▶ What to produce: Scan the material below for the string "date", and copy every line where it shows up.

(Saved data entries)
********
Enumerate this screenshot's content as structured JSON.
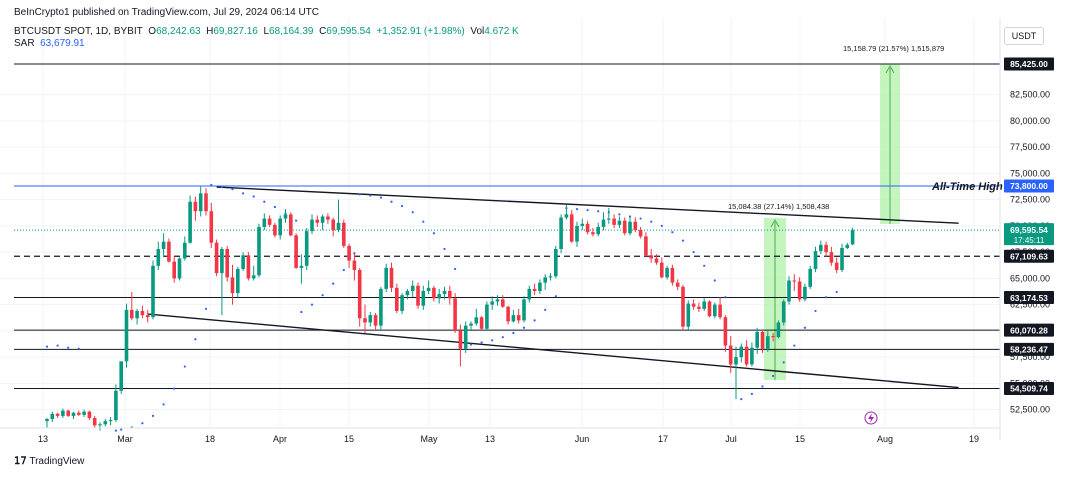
{
  "header": {
    "published": "BeInCrypto1 published on TradingView.com, Jul 29, 2024 06:14 UTC",
    "symbol": "BTCUSDT SPOT, 1D, BYBIT",
    "o_label": "O",
    "o_value": "68,242.63",
    "h_label": "H",
    "h_value": "69,827.16",
    "l_label": "L",
    "l_value": "68,164.39",
    "c_label": "C",
    "c_value": "69,595.54",
    "change": "+1,352.91 (+1.98%)",
    "vol_label": "Vol",
    "vol_value": "4.672 K",
    "sar_label": "SAR",
    "sar_value": "63,679.91",
    "currency": "USDT"
  },
  "footer": {
    "brand_icon": "tradingview-logo-icon",
    "brand": "TradingView"
  },
  "colors": {
    "up": "#089981",
    "down": "#f23645",
    "sar": "#2962ff",
    "ath_line": "#2962ff",
    "target_fill": "#b2f2a8",
    "target_arrow": "#4caf50"
  },
  "chart_data": {
    "type": "candlestick",
    "symbol": "BTCUSDT",
    "interval": "1D",
    "ylim": [
      51000,
      88500
    ],
    "x_ticks": [
      "13",
      "Mar",
      "18",
      "Apr",
      "15",
      "May",
      "13",
      "Jun",
      "17",
      "Jul",
      "15",
      "Aug",
      "19"
    ],
    "y_ticks": [
      "52,500.00",
      "55,000.00",
      "57,500.00",
      "60,000.00",
      "62,500.00",
      "65,000.00",
      "67,500.00",
      "70,000.00",
      "72,500.00",
      "75,000.00",
      "77,500.00",
      "80,000.00",
      "82,500.00"
    ],
    "price_levels": [
      {
        "value": 85425.0,
        "label": "85,425.00",
        "style": "solid"
      },
      {
        "value": 73800.0,
        "label": "73,800.00",
        "style": "ath"
      },
      {
        "value": 67109.63,
        "label": "67,109.63",
        "style": "dashed"
      },
      {
        "value": 63174.53,
        "label": "63,174.53",
        "style": "solid"
      },
      {
        "value": 60070.28,
        "label": "60,070.28",
        "style": "solid"
      },
      {
        "value": 58236.47,
        "label": "58,236.47",
        "style": "solid"
      },
      {
        "value": 54509.74,
        "label": "54,509.74",
        "style": "solid"
      }
    ],
    "last_price": {
      "value": 69595.54,
      "label": "69,595.54",
      "countdown": "17:45:11"
    },
    "annotations": {
      "ath_text": "All-Time High",
      "measure_1": "15,084.38 (27.14%) 1,508,438",
      "measure_2": "15,158.79 (21.57%) 1,515,879"
    },
    "channel": {
      "upper": [
        {
          "date": "2024-03-14",
          "price": 73700
        },
        {
          "date": "2024-08-01",
          "price": 70260
        }
      ],
      "lower": [
        {
          "date": "2024-03-01",
          "price": 61600
        },
        {
          "date": "2024-08-01",
          "price": 54600
        }
      ]
    },
    "candles": [
      [
        51400,
        51700,
        50800,
        51600
      ],
      [
        51600,
        52300,
        51300,
        52100
      ],
      [
        52100,
        52200,
        51700,
        51900
      ],
      [
        51900,
        52600,
        51700,
        52400
      ],
      [
        52400,
        52500,
        51800,
        51900
      ],
      [
        51900,
        52300,
        51600,
        52200
      ],
      [
        52200,
        52400,
        51900,
        52000
      ],
      [
        52000,
        52500,
        51800,
        52300
      ],
      [
        52300,
        52400,
        51500,
        51700
      ],
      [
        51700,
        51900,
        50800,
        51000
      ],
      [
        51000,
        51300,
        50500,
        51100
      ],
      [
        51100,
        51600,
        50900,
        51400
      ],
      [
        51400,
        51800,
        51000,
        51500
      ],
      [
        51500,
        54900,
        51300,
        54300
      ],
      [
        54300,
        57000,
        54000,
        57100
      ],
      [
        57100,
        62600,
        56500,
        62000
      ],
      [
        62000,
        63700,
        61000,
        61200
      ],
      [
        61200,
        62100,
        60600,
        61900
      ],
      [
        61900,
        62400,
        61200,
        61500
      ],
      [
        61500,
        62000,
        60800,
        61300
      ],
      [
        61300,
        66700,
        61100,
        66200
      ],
      [
        66200,
        68500,
        65800,
        67800
      ],
      [
        67800,
        69300,
        67000,
        68500
      ],
      [
        68500,
        68800,
        66500,
        66600
      ],
      [
        66600,
        67100,
        64600,
        65000
      ],
      [
        65000,
        67000,
        64800,
        66900
      ],
      [
        66900,
        69000,
        66700,
        68400
      ],
      [
        68400,
        72900,
        68300,
        72300
      ],
      [
        72300,
        72800,
        70500,
        71400
      ],
      [
        71400,
        73800,
        70900,
        73100
      ],
      [
        73100,
        73600,
        71000,
        71400
      ],
      [
        71400,
        72200,
        67900,
        68400
      ],
      [
        68400,
        68700,
        65200,
        65500
      ],
      [
        65500,
        68000,
        61500,
        67800
      ],
      [
        67800,
        68100,
        64700,
        65100
      ],
      [
        65100,
        66300,
        62500,
        63600
      ],
      [
        63600,
        66100,
        63200,
        65900
      ],
      [
        65900,
        67500,
        65700,
        67200
      ],
      [
        67200,
        67500,
        64800,
        65000
      ],
      [
        65000,
        66200,
        64800,
        65300
      ],
      [
        65300,
        70200,
        65100,
        69900
      ],
      [
        69900,
        71200,
        69600,
        70700
      ],
      [
        70700,
        71000,
        69900,
        70100
      ],
      [
        70100,
        70300,
        68900,
        69100
      ],
      [
        69100,
        71000,
        68700,
        70700
      ],
      [
        70700,
        71600,
        70300,
        71100
      ],
      [
        71100,
        71300,
        69000,
        69100
      ],
      [
        69100,
        69300,
        65900,
        66000
      ],
      [
        66000,
        67300,
        64500,
        66200
      ],
      [
        66200,
        69800,
        65800,
        69500
      ],
      [
        69500,
        71100,
        69200,
        70600
      ],
      [
        70600,
        71000,
        69900,
        70300
      ],
      [
        70300,
        71100,
        69600,
        70900
      ],
      [
        70900,
        71200,
        70200,
        70600
      ],
      [
        70600,
        70800,
        69000,
        69600
      ],
      [
        69600,
        72500,
        69400,
        70300
      ],
      [
        70300,
        70600,
        67900,
        68100
      ],
      [
        68100,
        68300,
        66000,
        66700
      ],
      [
        66700,
        67400,
        64800,
        65800
      ],
      [
        65800,
        66000,
        60400,
        61200
      ],
      [
        61200,
        62500,
        59800,
        60800
      ],
      [
        60800,
        61800,
        60400,
        61500
      ],
      [
        61500,
        61700,
        60000,
        60500
      ],
      [
        60500,
        64200,
        60000,
        64000
      ],
      [
        64000,
        66400,
        63700,
        66000
      ],
      [
        66000,
        66500,
        63700,
        64100
      ],
      [
        64100,
        64500,
        61700,
        61900
      ],
      [
        61900,
        63600,
        61600,
        63400
      ],
      [
        63400,
        64000,
        63000,
        63800
      ],
      [
        63800,
        64800,
        63200,
        64300
      ],
      [
        64300,
        64600,
        62100,
        62400
      ],
      [
        62400,
        64300,
        62000,
        63800
      ],
      [
        63800,
        64800,
        63500,
        64100
      ],
      [
        64100,
        64300,
        62800,
        63100
      ],
      [
        63100,
        64000,
        62600,
        63500
      ],
      [
        63500,
        64200,
        63000,
        63800
      ],
      [
        63800,
        64300,
        62500,
        63100
      ],
      [
        63100,
        63600,
        59800,
        60000
      ],
      [
        60000,
        60600,
        56600,
        58300
      ],
      [
        58300,
        60900,
        57900,
        60500
      ],
      [
        60500,
        60900,
        60100,
        60700
      ],
      [
        60700,
        62100,
        60500,
        61300
      ],
      [
        61300,
        61400,
        60100,
        60200
      ],
      [
        60200,
        62800,
        60000,
        62500
      ],
      [
        62500,
        63300,
        62000,
        62800
      ],
      [
        62800,
        63400,
        62400,
        63000
      ],
      [
        63000,
        63400,
        62200,
        62300
      ],
      [
        62300,
        62400,
        60600,
        60900
      ],
      [
        60900,
        62000,
        60800,
        61500
      ],
      [
        61500,
        62100,
        60700,
        61000
      ],
      [
        61000,
        63300,
        60800,
        63000
      ],
      [
        63000,
        64300,
        62700,
        64000
      ],
      [
        64000,
        64500,
        63400,
        63800
      ],
      [
        63800,
        64900,
        63500,
        64600
      ],
      [
        64600,
        65400,
        63900,
        65100
      ],
      [
        65100,
        65500,
        64800,
        65200
      ],
      [
        65200,
        68100,
        65000,
        67800
      ],
      [
        67800,
        71100,
        67400,
        70800
      ],
      [
        70800,
        72000,
        70600,
        71100
      ],
      [
        71100,
        71500,
        68400,
        68500
      ],
      [
        68500,
        70400,
        68000,
        70000
      ],
      [
        70000,
        70700,
        69600,
        70200
      ],
      [
        70200,
        70500,
        69200,
        69400
      ],
      [
        69400,
        69800,
        69000,
        69200
      ],
      [
        69200,
        70300,
        69000,
        69900
      ],
      [
        69900,
        71300,
        69600,
        70600
      ],
      [
        70600,
        71700,
        70200,
        70700
      ],
      [
        70700,
        71100,
        69800,
        70100
      ],
      [
        70100,
        70900,
        69800,
        70500
      ],
      [
        70500,
        70800,
        69100,
        69300
      ],
      [
        69300,
        70900,
        69100,
        70400
      ],
      [
        70400,
        70800,
        69400,
        69600
      ],
      [
        69600,
        69900,
        68800,
        69000
      ],
      [
        69000,
        69400,
        67000,
        67200
      ],
      [
        67200,
        67800,
        66500,
        66900
      ],
      [
        66900,
        67300,
        66300,
        66500
      ],
      [
        66500,
        67000,
        65000,
        65100
      ],
      [
        65100,
        66200,
        64900,
        66000
      ],
      [
        66000,
        66300,
        64300,
        64600
      ],
      [
        64600,
        64900,
        63900,
        64200
      ],
      [
        64200,
        64400,
        60000,
        60400
      ],
      [
        60400,
        62900,
        60100,
        62600
      ],
      [
        62600,
        63000,
        62000,
        62300
      ],
      [
        62300,
        62700,
        61800,
        62100
      ],
      [
        62100,
        63100,
        61900,
        62800
      ],
      [
        62800,
        62900,
        61300,
        61400
      ],
      [
        61400,
        62700,
        61200,
        62500
      ],
      [
        62500,
        63200,
        61100,
        61300
      ],
      [
        61300,
        61500,
        58000,
        58600
      ],
      [
        58600,
        59500,
        56000,
        56800
      ],
      [
        56800,
        58500,
        53500,
        57500
      ],
      [
        57500,
        58800,
        57000,
        58500
      ],
      [
        58500,
        59100,
        56600,
        56800
      ],
      [
        56800,
        58900,
        56600,
        58400
      ],
      [
        58400,
        60300,
        57800,
        59900
      ],
      [
        59900,
        60100,
        57900,
        58300
      ],
      [
        58300,
        60000,
        58000,
        59500
      ],
      [
        59500,
        59800,
        59000,
        59400
      ],
      [
        59400,
        61000,
        59300,
        60800
      ],
      [
        60800,
        63000,
        60500,
        62800
      ],
      [
        62800,
        65200,
        62500,
        64800
      ],
      [
        64800,
        65400,
        63800,
        64700
      ],
      [
        64700,
        65100,
        62800,
        63000
      ],
      [
        63000,
        64500,
        62800,
        64200
      ],
      [
        64200,
        66200,
        64000,
        65900
      ],
      [
        65900,
        68000,
        65600,
        67600
      ],
      [
        67600,
        68600,
        67300,
        68200
      ],
      [
        68200,
        68500,
        67100,
        67500
      ],
      [
        67500,
        68000,
        66200,
        66500
      ],
      [
        66500,
        67000,
        65500,
        65800
      ],
      [
        65800,
        68300,
        65600,
        67900
      ],
      [
        67900,
        68400,
        67800,
        68200
      ],
      [
        68242.63,
        69827.16,
        68164.39,
        69595.54
      ]
    ],
    "sar": [
      [
        0,
        58500
      ],
      [
        2,
        58600
      ],
      [
        4,
        58400
      ],
      [
        6,
        58300
      ],
      [
        13,
        50500
      ],
      [
        14,
        50600
      ],
      [
        16,
        50800
      ],
      [
        18,
        51200
      ],
      [
        20,
        51900
      ],
      [
        22,
        53000
      ],
      [
        24,
        54500
      ],
      [
        26,
        56600
      ],
      [
        28,
        59200
      ],
      [
        30,
        62100
      ],
      [
        31,
        73900
      ],
      [
        33,
        73700
      ],
      [
        35,
        73500
      ],
      [
        37,
        73100
      ],
      [
        39,
        72800
      ],
      [
        41,
        72300
      ],
      [
        43,
        71800
      ],
      [
        45,
        71200
      ],
      [
        47,
        70500
      ],
      [
        48,
        61800
      ],
      [
        50,
        62500
      ],
      [
        52,
        63400
      ],
      [
        54,
        64500
      ],
      [
        56,
        65800
      ],
      [
        58,
        67400
      ],
      [
        59,
        73000
      ],
      [
        61,
        72900
      ],
      [
        63,
        72700
      ],
      [
        65,
        72300
      ],
      [
        67,
        71900
      ],
      [
        69,
        71300
      ],
      [
        71,
        70400
      ],
      [
        73,
        69300
      ],
      [
        75,
        67800
      ],
      [
        77,
        65900
      ],
      [
        78,
        58500
      ],
      [
        80,
        58700
      ],
      [
        82,
        58900
      ],
      [
        84,
        59100
      ],
      [
        86,
        59400
      ],
      [
        88,
        59800
      ],
      [
        90,
        60300
      ],
      [
        92,
        61000
      ],
      [
        94,
        62000
      ],
      [
        96,
        63300
      ],
      [
        98,
        71700
      ],
      [
        100,
        71600
      ],
      [
        102,
        71500
      ],
      [
        104,
        71400
      ],
      [
        106,
        71300
      ],
      [
        108,
        71100
      ],
      [
        110,
        70900
      ],
      [
        112,
        70700
      ],
      [
        114,
        70400
      ],
      [
        116,
        70000
      ],
      [
        118,
        69400
      ],
      [
        120,
        68600
      ],
      [
        122,
        67500
      ],
      [
        124,
        66200
      ],
      [
        126,
        64800
      ],
      [
        128,
        63200
      ],
      [
        131,
        53500
      ],
      [
        133,
        54000
      ],
      [
        135,
        54700
      ],
      [
        137,
        55700
      ],
      [
        139,
        57000
      ],
      [
        141,
        58600
      ],
      [
        143,
        60300
      ],
      [
        145,
        61900
      ],
      [
        147,
        63200
      ],
      [
        149,
        63700
      ]
    ]
  }
}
********
▶ Written response:
          "date": "2024-03-14",
          "date": "2024-08-01",
          "date": "2024-03-01",
          "date": "2024-08-01",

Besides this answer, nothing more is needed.